Exercise input:
◇ ◇ ◇ ◇ ◇ ◇ ◇

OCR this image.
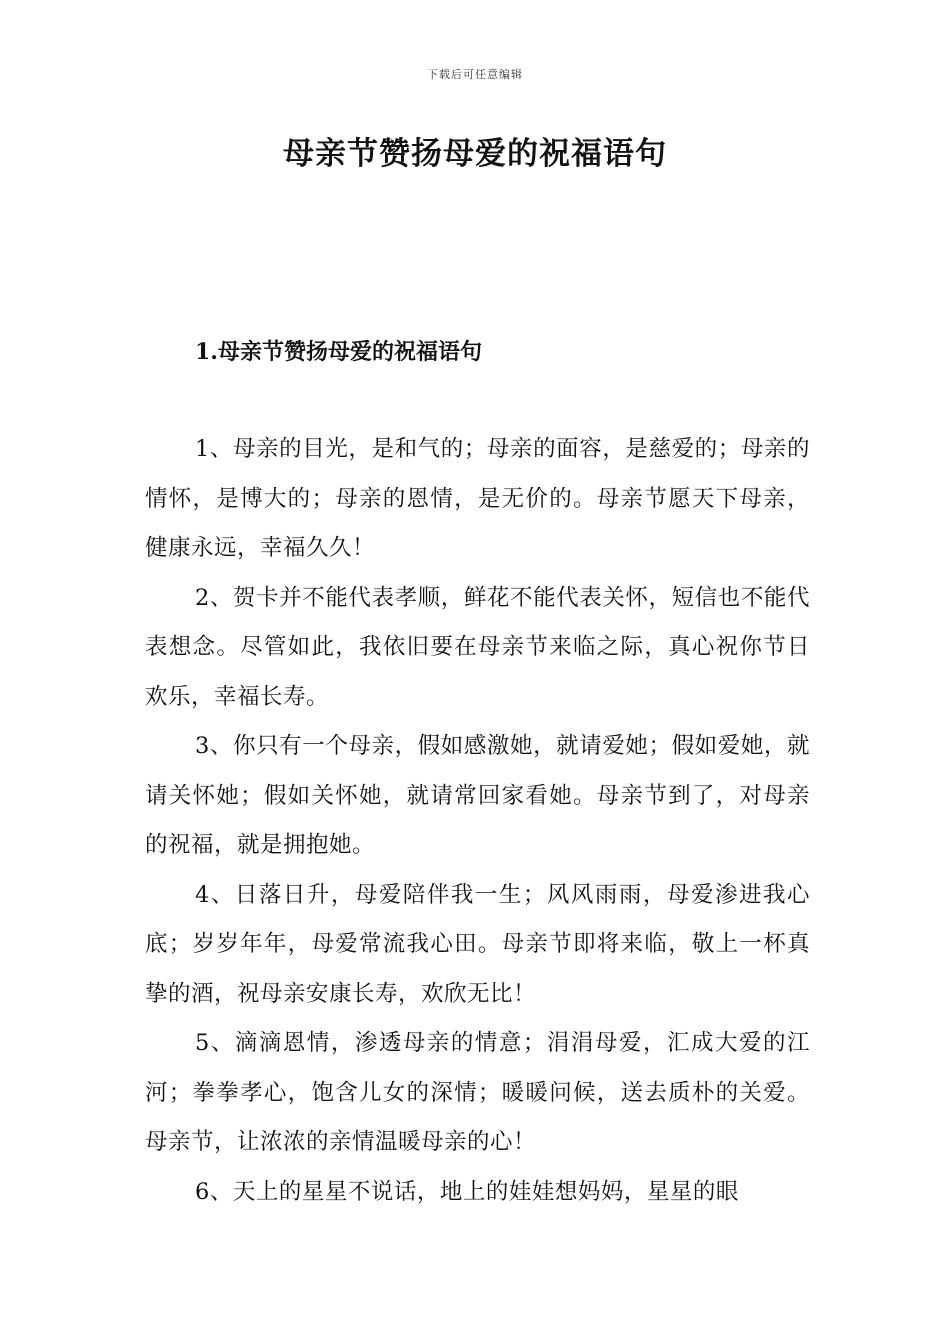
下载后可任意编辑
母亲节赞扬母爱的祝福语句
1.母亲节赞扬母爱的祝福语句

1、母亲的目光，是和气的；母亲的面容，是慈爱的；母亲的情怀，是博大的；母亲的恩情，是无价的。母亲节愿天下母亲，健康永远，幸福久久！

2、贺卡并不能代表孝顺，鲜花不能代表关怀，短信也不能代表想念。尽管如此，我依旧要在母亲节来临之际，真心祝你节日欢乐，幸福长寿。

3、你只有一个母亲，假如感激她，就请爱她；假如爱她，就请关怀她；假如关怀她，就请常回家看她。母亲节到了，对母亲的祝福，就是拥抱她。

4、日落日升，母爱陪伴我一生；风风雨雨，母爱渗进我心底；岁岁年年，母爱常流我心田。母亲节即将来临，敬上一杯真挚的酒，祝母亲安康长寿，欢欣无比！

5、滴滴恩情，渗透母亲的情意；涓涓母爱，汇成大爱的江河；拳拳孝心，饱含儿女的深情；暖暖问候，送去质朴的关爱。母亲节，让浓浓的亲情温暖母亲的心！

6、天上的星星不说话，地上的娃娃想妈妈，星星的眼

◇ ◇ ◇ ◇ ◇ ◇ ◇

What to work on: Without the pictures, print the whole listing exactly as given.

Result:
OCR this image.
下载后可任意编辑
母亲节赞扬母爱的祝福语句
1.母亲节赞扬母爱的祝福语句

1、母亲的目光，是和气的；母亲的面容，是慈爱的；母亲的情怀，是博大的；母亲的恩情，是无价的。母亲节愿天下母亲，健康永远，幸福久久！

2、贺卡并不能代表孝顺，鲜花不能代表关怀，短信也不能代表想念。尽管如此，我依旧要在母亲节来临之际，真心祝你节日欢乐，幸福长寿。

3、你只有一个母亲，假如感激她，就请爱她；假如爱她，就请关怀她；假如关怀她，就请常回家看她。母亲节到了，对母亲的祝福，就是拥抱她。

4、日落日升，母爱陪伴我一生；风风雨雨，母爱渗进我心底；岁岁年年，母爱常流我心田。母亲节即将来临，敬上一杯真挚的酒，祝母亲安康长寿，欢欣无比！

5、滴滴恩情，渗透母亲的情意；涓涓母爱，汇成大爱的江河；拳拳孝心，饱含儿女的深情；暖暖问候，送去质朴的关爱。母亲节，让浓浓的亲情温暖母亲的心！

6、天上的星星不说话，地上的娃娃想妈妈，星星的眼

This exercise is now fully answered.